──────── Provided data ────────

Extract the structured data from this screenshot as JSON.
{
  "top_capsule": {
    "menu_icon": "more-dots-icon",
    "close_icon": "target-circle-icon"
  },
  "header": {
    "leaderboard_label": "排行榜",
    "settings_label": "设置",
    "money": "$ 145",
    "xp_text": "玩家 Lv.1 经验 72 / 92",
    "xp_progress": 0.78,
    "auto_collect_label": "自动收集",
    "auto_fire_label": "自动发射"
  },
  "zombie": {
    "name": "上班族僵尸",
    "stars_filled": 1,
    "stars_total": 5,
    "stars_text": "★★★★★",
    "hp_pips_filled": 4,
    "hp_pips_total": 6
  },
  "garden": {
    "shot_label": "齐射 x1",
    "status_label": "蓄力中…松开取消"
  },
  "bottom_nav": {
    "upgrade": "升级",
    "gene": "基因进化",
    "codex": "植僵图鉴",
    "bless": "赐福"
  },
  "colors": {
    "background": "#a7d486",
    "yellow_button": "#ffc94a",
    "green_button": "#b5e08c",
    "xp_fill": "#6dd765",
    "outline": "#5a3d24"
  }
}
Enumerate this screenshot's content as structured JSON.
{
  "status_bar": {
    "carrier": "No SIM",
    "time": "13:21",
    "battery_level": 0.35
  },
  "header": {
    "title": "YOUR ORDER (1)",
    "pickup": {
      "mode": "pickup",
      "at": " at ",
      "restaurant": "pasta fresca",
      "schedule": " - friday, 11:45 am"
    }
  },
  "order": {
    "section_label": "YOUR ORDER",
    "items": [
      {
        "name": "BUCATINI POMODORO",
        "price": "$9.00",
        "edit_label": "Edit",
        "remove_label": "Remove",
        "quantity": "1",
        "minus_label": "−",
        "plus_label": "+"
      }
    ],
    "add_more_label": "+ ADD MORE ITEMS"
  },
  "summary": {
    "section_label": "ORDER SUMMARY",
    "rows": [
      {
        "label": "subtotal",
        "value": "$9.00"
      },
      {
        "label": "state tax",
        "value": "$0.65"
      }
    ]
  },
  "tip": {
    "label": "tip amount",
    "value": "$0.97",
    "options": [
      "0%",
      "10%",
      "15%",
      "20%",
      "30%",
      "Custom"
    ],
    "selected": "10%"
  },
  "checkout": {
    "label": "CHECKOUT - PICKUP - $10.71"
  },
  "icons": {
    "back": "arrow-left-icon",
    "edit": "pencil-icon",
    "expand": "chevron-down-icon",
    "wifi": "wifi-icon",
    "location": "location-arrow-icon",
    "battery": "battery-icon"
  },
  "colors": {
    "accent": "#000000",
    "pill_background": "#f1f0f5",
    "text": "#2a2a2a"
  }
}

────────

Required work: Copy the data above exactly. Every line must be included.

Result for this task:
Extract the structured data from this screenshot as JSON.
{
  "top_capsule": {
    "menu_icon": "more-dots-icon",
    "close_icon": "target-circle-icon"
  },
  "header": {
    "leaderboard_label": "排行榜",
    "settings_label": "设置",
    "money": "$ 145",
    "xp_text": "玩家 Lv.1 经验 72 / 92",
    "xp_progress": 0.78,
    "auto_collect_label": "自动收集",
    "auto_fire_label": "自动发射"
  },
  "zombie": {
    "name": "上班族僵尸",
    "stars_filled": 1,
    "stars_total": 5,
    "stars_text": "★★★★★",
    "hp_pips_filled": 4,
    "hp_pips_total": 6
  },
  "garden": {
    "shot_label": "齐射 x1",
    "status_label": "蓄力中…松开取消"
  },
  "bottom_nav": {
    "upgrade": "升级",
    "gene": "基因进化",
    "codex": "植僵图鉴",
    "bless": "赐福"
  },
  "colors": {
    "background": "#a7d486",
    "yellow_button": "#ffc94a",
    "green_button": "#b5e08c",
    "xp_fill": "#6dd765",
    "outline": "#5a3d24"
  }
}
Enumerate this screenshot's content as structured JSON.
{
  "status_bar": {
    "carrier": "No SIM",
    "time": "13:21",
    "battery_level": 0.35
  },
  "header": {
    "title": "YOUR ORDER (1)",
    "pickup": {
      "mode": "pickup",
      "at": " at ",
      "restaurant": "pasta fresca",
      "schedule": " - friday, 11:45 am"
    }
  },
  "order": {
    "section_label": "YOUR ORDER",
    "items": [
      {
        "name": "BUCATINI POMODORO",
        "price": "$9.00",
        "edit_label": "Edit",
        "remove_label": "Remove",
        "quantity": "1",
        "minus_label": "−",
        "plus_label": "+"
      }
    ],
    "add_more_label": "+ ADD MORE ITEMS"
  },
  "summary": {
    "section_label": "ORDER SUMMARY",
    "rows": [
      {
        "label": "subtotal",
        "value": "$9.00"
      },
      {
        "label": "state tax",
        "value": "$0.65"
      }
    ]
  },
  "tip": {
    "label": "tip amount",
    "value": "$0.97",
    "options": [
      "0%",
      "10%",
      "15%",
      "20%",
      "30%",
      "Custom"
    ],
    "selected": "10%"
  },
  "checkout": {
    "label": "CHECKOUT - PICKUP - $10.71"
  },
  "icons": {
    "back": "arrow-left-icon",
    "edit": "pencil-icon",
    "expand": "chevron-down-icon",
    "wifi": "wifi-icon",
    "location": "location-arrow-icon",
    "battery": "battery-icon"
  },
  "colors": {
    "accent": "#000000",
    "pill_background": "#f1f0f5",
    "text": "#2a2a2a"
  }
}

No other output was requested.